Pick out each line in these entries that contains the string "route".

(Stored data entries)

## BEGIN

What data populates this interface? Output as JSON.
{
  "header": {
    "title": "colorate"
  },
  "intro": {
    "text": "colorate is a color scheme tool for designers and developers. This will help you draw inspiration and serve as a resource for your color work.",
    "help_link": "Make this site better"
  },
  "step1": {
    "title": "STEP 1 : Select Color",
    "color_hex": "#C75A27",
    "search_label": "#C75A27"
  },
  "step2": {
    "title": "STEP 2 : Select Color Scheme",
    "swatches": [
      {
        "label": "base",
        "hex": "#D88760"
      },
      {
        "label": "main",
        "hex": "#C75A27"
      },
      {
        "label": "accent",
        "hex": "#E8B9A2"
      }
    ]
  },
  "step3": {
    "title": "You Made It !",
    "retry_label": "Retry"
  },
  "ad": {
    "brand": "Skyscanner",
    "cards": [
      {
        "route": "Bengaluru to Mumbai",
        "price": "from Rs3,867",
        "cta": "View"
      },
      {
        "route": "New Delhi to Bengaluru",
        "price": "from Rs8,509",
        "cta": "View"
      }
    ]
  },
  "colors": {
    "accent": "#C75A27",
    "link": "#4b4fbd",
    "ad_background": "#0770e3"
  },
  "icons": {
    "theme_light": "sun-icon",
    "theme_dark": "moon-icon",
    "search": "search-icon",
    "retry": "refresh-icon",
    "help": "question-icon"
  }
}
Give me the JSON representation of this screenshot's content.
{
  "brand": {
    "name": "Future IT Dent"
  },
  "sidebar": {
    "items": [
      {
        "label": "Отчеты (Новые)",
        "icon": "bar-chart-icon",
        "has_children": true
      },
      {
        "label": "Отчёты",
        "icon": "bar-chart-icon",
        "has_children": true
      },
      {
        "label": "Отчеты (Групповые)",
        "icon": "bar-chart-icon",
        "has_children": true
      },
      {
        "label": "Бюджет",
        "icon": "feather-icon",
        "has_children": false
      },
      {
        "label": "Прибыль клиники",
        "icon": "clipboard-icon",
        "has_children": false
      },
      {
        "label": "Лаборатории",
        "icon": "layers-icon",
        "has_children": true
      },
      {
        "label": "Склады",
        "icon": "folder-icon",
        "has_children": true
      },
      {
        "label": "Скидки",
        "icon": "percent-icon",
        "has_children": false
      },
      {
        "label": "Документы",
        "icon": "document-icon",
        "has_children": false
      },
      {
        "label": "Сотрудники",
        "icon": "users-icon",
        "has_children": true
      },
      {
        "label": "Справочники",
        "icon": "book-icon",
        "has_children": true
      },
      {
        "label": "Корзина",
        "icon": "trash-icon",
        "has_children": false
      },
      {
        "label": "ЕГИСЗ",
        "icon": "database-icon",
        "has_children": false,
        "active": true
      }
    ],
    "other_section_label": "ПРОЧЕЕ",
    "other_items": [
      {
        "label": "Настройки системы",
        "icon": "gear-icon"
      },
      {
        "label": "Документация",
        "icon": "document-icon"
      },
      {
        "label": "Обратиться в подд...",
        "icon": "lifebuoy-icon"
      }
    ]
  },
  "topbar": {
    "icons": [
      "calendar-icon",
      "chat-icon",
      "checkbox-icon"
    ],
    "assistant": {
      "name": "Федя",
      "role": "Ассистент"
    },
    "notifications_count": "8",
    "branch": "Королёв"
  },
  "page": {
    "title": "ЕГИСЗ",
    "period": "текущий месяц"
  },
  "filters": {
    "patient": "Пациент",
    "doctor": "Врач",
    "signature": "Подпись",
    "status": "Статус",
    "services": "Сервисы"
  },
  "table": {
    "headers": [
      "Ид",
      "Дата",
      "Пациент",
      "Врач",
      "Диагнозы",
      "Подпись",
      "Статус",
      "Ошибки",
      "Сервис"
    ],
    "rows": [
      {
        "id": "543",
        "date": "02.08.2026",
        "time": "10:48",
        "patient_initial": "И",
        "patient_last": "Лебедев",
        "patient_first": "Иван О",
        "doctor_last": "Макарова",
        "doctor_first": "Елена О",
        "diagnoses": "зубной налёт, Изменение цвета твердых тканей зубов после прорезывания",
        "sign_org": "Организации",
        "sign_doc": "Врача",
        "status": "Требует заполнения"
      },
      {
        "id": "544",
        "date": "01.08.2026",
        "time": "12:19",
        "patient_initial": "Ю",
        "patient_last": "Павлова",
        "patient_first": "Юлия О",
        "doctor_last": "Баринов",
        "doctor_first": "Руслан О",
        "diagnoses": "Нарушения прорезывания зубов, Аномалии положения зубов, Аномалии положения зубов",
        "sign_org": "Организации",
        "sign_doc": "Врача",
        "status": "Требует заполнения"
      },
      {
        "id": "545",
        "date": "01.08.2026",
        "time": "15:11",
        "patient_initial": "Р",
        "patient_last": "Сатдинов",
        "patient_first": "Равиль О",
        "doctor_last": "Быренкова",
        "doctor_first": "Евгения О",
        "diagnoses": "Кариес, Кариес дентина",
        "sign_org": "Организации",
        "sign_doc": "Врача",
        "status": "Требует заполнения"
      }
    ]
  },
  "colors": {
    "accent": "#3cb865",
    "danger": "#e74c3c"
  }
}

## END

§ WRITTEN RESPONSE:
        "route": "Bengaluru to Mumbai",
        "route": "New Delhi to Bengaluru",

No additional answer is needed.